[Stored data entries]
-----

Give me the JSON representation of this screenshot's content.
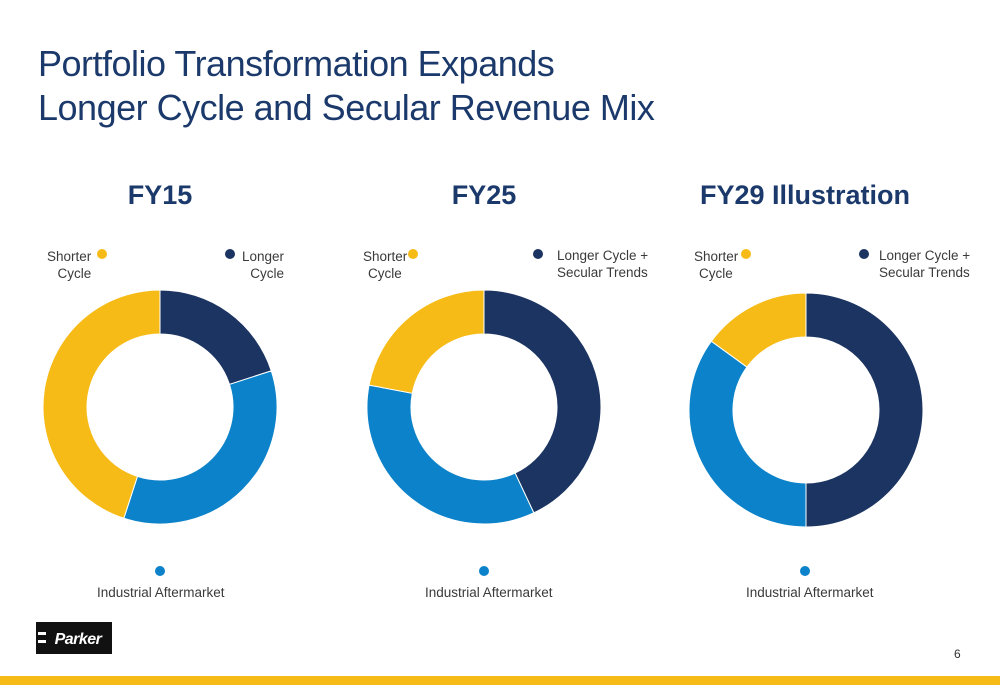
{
  "title_lines": [
    "Portfolio Transformation Expands",
    "Longer Cycle and Secular Revenue Mix"
  ],
  "colors": {
    "navy": "#1b3461",
    "blue": "#0b82c9",
    "yellow": "#f6bb17",
    "title": "#1b3a6b"
  },
  "chart_data": [
    {
      "type": "pie",
      "title": "FY15",
      "donut": true,
      "slices": [
        {
          "label": "Longer Cycle",
          "value": 20,
          "color": "#1b3461"
        },
        {
          "label": "Industrial Aftermarket",
          "value": 35,
          "color": "#0b82c9"
        },
        {
          "label": "Shorter Cycle",
          "value": 45,
          "color": "#f6bb17"
        }
      ],
      "labels": {
        "shorter": [
          "Shorter",
          "Cycle"
        ],
        "longer": [
          "Longer",
          "Cycle"
        ],
        "aftermarket": "Industrial Aftermarket"
      }
    },
    {
      "type": "pie",
      "title": "FY25",
      "donut": true,
      "slices": [
        {
          "label": "Longer Cycle + Secular Trends",
          "value": 43,
          "color": "#1b3461"
        },
        {
          "label": "Industrial Aftermarket",
          "value": 35,
          "color": "#0b82c9"
        },
        {
          "label": "Shorter Cycle",
          "value": 22,
          "color": "#f6bb17"
        }
      ],
      "labels": {
        "shorter": [
          "Shorter",
          "Cycle"
        ],
        "longer": [
          "Longer Cycle +",
          "Secular Trends"
        ],
        "aftermarket": "Industrial Aftermarket"
      }
    },
    {
      "type": "pie",
      "title": "FY29 Illustration",
      "donut": true,
      "slices": [
        {
          "label": "Longer Cycle + Secular Trends",
          "value": 50,
          "color": "#1b3461"
        },
        {
          "label": "Industrial Aftermarket",
          "value": 35,
          "color": "#0b82c9"
        },
        {
          "label": "Shorter Cycle",
          "value": 15,
          "color": "#f6bb17"
        }
      ],
      "labels": {
        "shorter": [
          "Shorter",
          "Cycle"
        ],
        "longer": [
          "Longer Cycle +",
          "Secular Trends"
        ],
        "aftermarket": "Industrial Aftermarket"
      }
    }
  ],
  "logo_text": "Parker",
  "page_number": "6"
}
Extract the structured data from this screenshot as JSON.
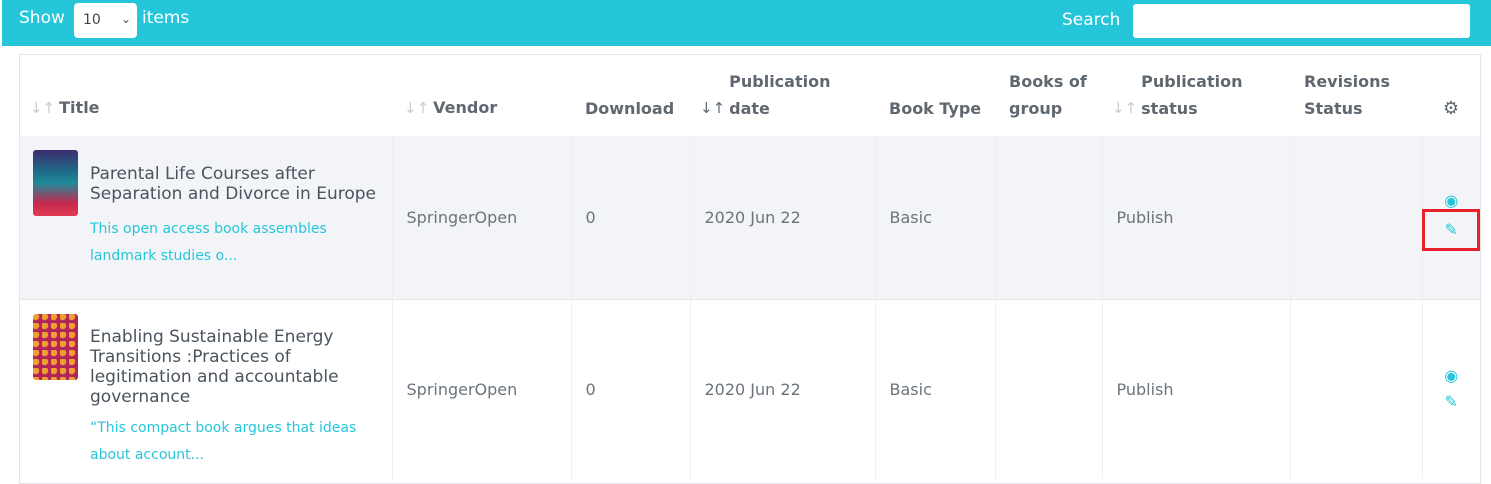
{
  "toolbar": {
    "show_label": "Show",
    "page_size": "10",
    "items_label": "items",
    "search_label": "Search",
    "search_value": ""
  },
  "table": {
    "columns": [
      {
        "label": "Title",
        "sortable": true
      },
      {
        "label": "Vendor",
        "sortable": true
      },
      {
        "label": "Download",
        "sortable": false
      },
      {
        "label": "Publication date",
        "sortable": true
      },
      {
        "label": "Book Type",
        "sortable": false
      },
      {
        "label": "Books of group",
        "sortable": false
      },
      {
        "label": "Publication status",
        "sortable": true
      },
      {
        "label": "Revisions Status",
        "sortable": false
      }
    ],
    "settings_icon": "gears-icon",
    "rows": [
      {
        "title": "Parental Life Courses after Separation and Divorce in Europe",
        "description": "This open access book assembles landmark studies o...",
        "vendor": "SpringerOpen",
        "download": "0",
        "publication_date": "2020 Jun 22",
        "book_type": "Basic",
        "books_of_group": "",
        "publication_status": "Publish",
        "revisions_status": ""
      },
      {
        "title": "Enabling Sustainable Energy Transitions :Practices of legitimation and accountable governance",
        "description": "“This compact book argues that ideas about account...",
        "vendor": "SpringerOpen",
        "download": "0",
        "publication_date": "2020 Jun 22",
        "book_type": "Basic",
        "books_of_group": "",
        "publication_status": "Publish",
        "revisions_status": ""
      }
    ]
  },
  "colors": {
    "accent": "#26c6da",
    "highlight": "#e8202a",
    "row_alt": "#f3f4f7"
  }
}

-----

Problem statement: Take the records above and transcribe them exactly, dropping every picture.

Answer to the task:
Give me the JSON representation of this screenshot's content.
{
  "title_lines": [
    "Portfolio Transformation Expands",
    "Longer Cycle and Secular Revenue Mix"
  ],
  "colors": {
    "navy": "#1b3461",
    "blue": "#0b82c9",
    "yellow": "#f6bb17",
    "title": "#1b3a6b"
  },
  "chart_data": [
    {
      "type": "pie",
      "title": "FY15",
      "donut": true,
      "slices": [
        {
          "label": "Longer Cycle",
          "value": 20,
          "color": "#1b3461"
        },
        {
          "label": "Industrial Aftermarket",
          "value": 35,
          "color": "#0b82c9"
        },
        {
          "label": "Shorter Cycle",
          "value": 45,
          "color": "#f6bb17"
        }
      ],
      "labels": {
        "shorter": [
          "Shorter",
          "Cycle"
        ],
        "longer": [
          "Longer",
          "Cycle"
        ],
        "aftermarket": "Industrial Aftermarket"
      }
    },
    {
      "type": "pie",
      "title": "FY25",
      "donut": true,
      "slices": [
        {
          "label": "Longer Cycle + Secular Trends",
          "value": 43,
          "color": "#1b3461"
        },
        {
          "label": "Industrial Aftermarket",
          "value": 35,
          "color": "#0b82c9"
        },
        {
          "label": "Shorter Cycle",
          "value": 22,
          "color": "#f6bb17"
        }
      ],
      "labels": {
        "shorter": [
          "Shorter",
          "Cycle"
        ],
        "longer": [
          "Longer Cycle +",
          "Secular Trends"
        ],
        "aftermarket": "Industrial Aftermarket"
      }
    },
    {
      "type": "pie",
      "title": "FY29 Illustration",
      "donut": true,
      "slices": [
        {
          "label": "Longer Cycle + Secular Trends",
          "value": 50,
          "color": "#1b3461"
        },
        {
          "label": "Industrial Aftermarket",
          "value": 35,
          "color": "#0b82c9"
        },
        {
          "label": "Shorter Cycle",
          "value": 15,
          "color": "#f6bb17"
        }
      ],
      "labels": {
        "shorter": [
          "Shorter",
          "Cycle"
        ],
        "longer": [
          "Longer Cycle +",
          "Secular Trends"
        ],
        "aftermarket": "Industrial Aftermarket"
      }
    }
  ],
  "logo_text": "Parker",
  "page_number": "6"
}
Extract the structured data from this screenshot as JSON.
{
  "toolbar": {
    "show_label": "Show",
    "page_size": "10",
    "items_label": "items",
    "search_label": "Search",
    "search_value": ""
  },
  "table": {
    "columns": [
      {
        "label": "Title",
        "sortable": true
      },
      {
        "label": "Vendor",
        "sortable": true
      },
      {
        "label": "Download",
        "sortable": false
      },
      {
        "label": "Publication date",
        "sortable": true
      },
      {
        "label": "Book Type",
        "sortable": false
      },
      {
        "label": "Books of group",
        "sortable": false
      },
      {
        "label": "Publication status",
        "sortable": true
      },
      {
        "label": "Revisions Status",
        "sortable": false
      }
    ],
    "settings_icon": "gears-icon",
    "rows": [
      {
        "title": "Parental Life Courses after Separation and Divorce in Europe",
        "description": "This open access book assembles landmark studies o...",
        "vendor": "SpringerOpen",
        "download": "0",
        "publication_date": "2020 Jun 22",
        "book_type": "Basic",
        "books_of_group": "",
        "publication_status": "Publish",
        "revisions_status": ""
      },
      {
        "title": "Enabling Sustainable Energy Transitions :Practices of legitimation and accountable governance",
        "description": "“This compact book argues that ideas about account...",
        "vendor": "SpringerOpen",
        "download": "0",
        "publication_date": "2020 Jun 22",
        "book_type": "Basic",
        "books_of_group": "",
        "publication_status": "Publish",
        "revisions_status": ""
      }
    ]
  },
  "colors": {
    "accent": "#26c6da",
    "highlight": "#e8202a",
    "row_alt": "#f3f4f7"
  }
}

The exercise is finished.